## What the task asks
Transcribe every entry word for word, leaving out all images.

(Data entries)
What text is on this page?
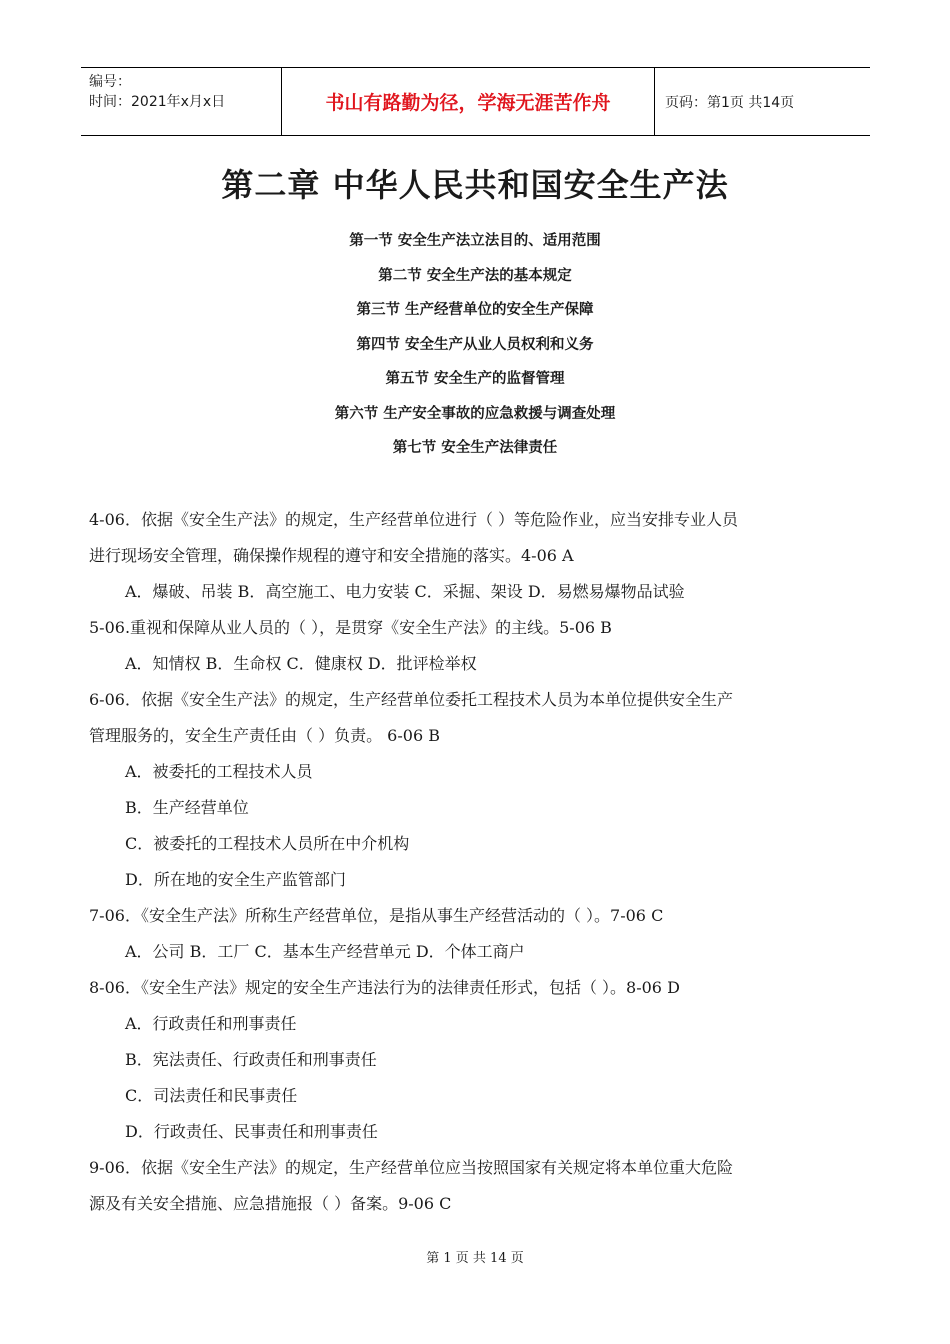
编号：
时间：2021年x月x日	书山有路勤为径，学海无涯苦作舟	页码：第1页 共14页
第二章 中华人民共和国安全生产法
第一节 安全生产法立法目的、适用范围
第二节 安全生产法的基本规定
第三节 生产经营单位的安全生产保障
第四节 安全生产从业人员权利和义务
第五节 安全生产的监督管理
第六节 生产安全事故的应急救援与调查处理
第七节 安全生产法律责任
4-06．依据《安全生产法》的规定，生产经营单位进行（ ）等危险作业，应当安排专业人员
进行现场安全管理，确保操作规程的遵守和安全措施的落实。4-06 A
A．爆破、吊装 B．高空施工、电力安装 C．采掘、架设 D．易燃易爆物品试验
5-06.重视和保障从业人员的（ ），是贯穿《安全生产法》的主线。5-06 B
A．知情权 B．生命权 C．健康权 D．批评检举权
6-06．依据《安全生产法》的规定，生产经营单位委托工程技术人员为本单位提供安全生产
管理服务的，安全生产责任由（ ）负责。 6-06 B
A．被委托的工程技术人员
B．生产经营单位
C．被委托的工程技术人员所在中介机构
D．所在地的安全生产监管部门
7-06．《安全生产法》所称生产经营单位，是指从事生产经营活动的（ ）。7-06 C
A．公司 B．工厂 C．基本生产经营单元 D．个体工商户
8-06．《安全生产法》规定的安全生产违法行为的法律责任形式，包括（ ）。8-06 D
A．行政责任和刑事责任
B．宪法责任、行政责任和刑事责任
C．司法责任和民事责任
D．行政责任、民事责任和刑事责任
9-06．依据《安全生产法》的规定，生产经营单位应当按照国家有关规定将本单位重大危险
源及有关安全措施、应急措施报（ ）备案。9-06 C
第 1 页 共 14 页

## Worked solution
What text is on this page?
编号：
时间：2021年x月x日	书山有路勤为径，学海无涯苦作舟	页码：第1页 共14页
第二章 中华人民共和国安全生产法
第一节 安全生产法立法目的、适用范围
第二节 安全生产法的基本规定
第三节 生产经营单位的安全生产保障
第四节 安全生产从业人员权利和义务
第五节 安全生产的监督管理
第六节 生产安全事故的应急救援与调查处理
第七节 安全生产法律责任
4-06．依据《安全生产法》的规定，生产经营单位进行（ ）等危险作业，应当安排专业人员
进行现场安全管理，确保操作规程的遵守和安全措施的落实。4-06 A
A．爆破、吊装 B．高空施工、电力安装 C．采掘、架设 D．易燃易爆物品试验
5-06.重视和保障从业人员的（ ），是贯穿《安全生产法》的主线。5-06 B
A．知情权 B．生命权 C．健康权 D．批评检举权
6-06．依据《安全生产法》的规定，生产经营单位委托工程技术人员为本单位提供安全生产
管理服务的，安全生产责任由（ ）负责。 6-06 B
A．被委托的工程技术人员
B．生产经营单位
C．被委托的工程技术人员所在中介机构
D．所在地的安全生产监管部门
7-06．《安全生产法》所称生产经营单位，是指从事生产经营活动的（ ）。7-06 C
A．公司 B．工厂 C．基本生产经营单元 D．个体工商户
8-06．《安全生产法》规定的安全生产违法行为的法律责任形式，包括（ ）。8-06 D
A．行政责任和刑事责任
B．宪法责任、行政责任和刑事责任
C．司法责任和民事责任
D．行政责任、民事责任和刑事责任
9-06．依据《安全生产法》的规定，生产经营单位应当按照国家有关规定将本单位重大危险
源及有关安全措施、应急措施报（ ）备案。9-06 C
第 1 页 共 14 页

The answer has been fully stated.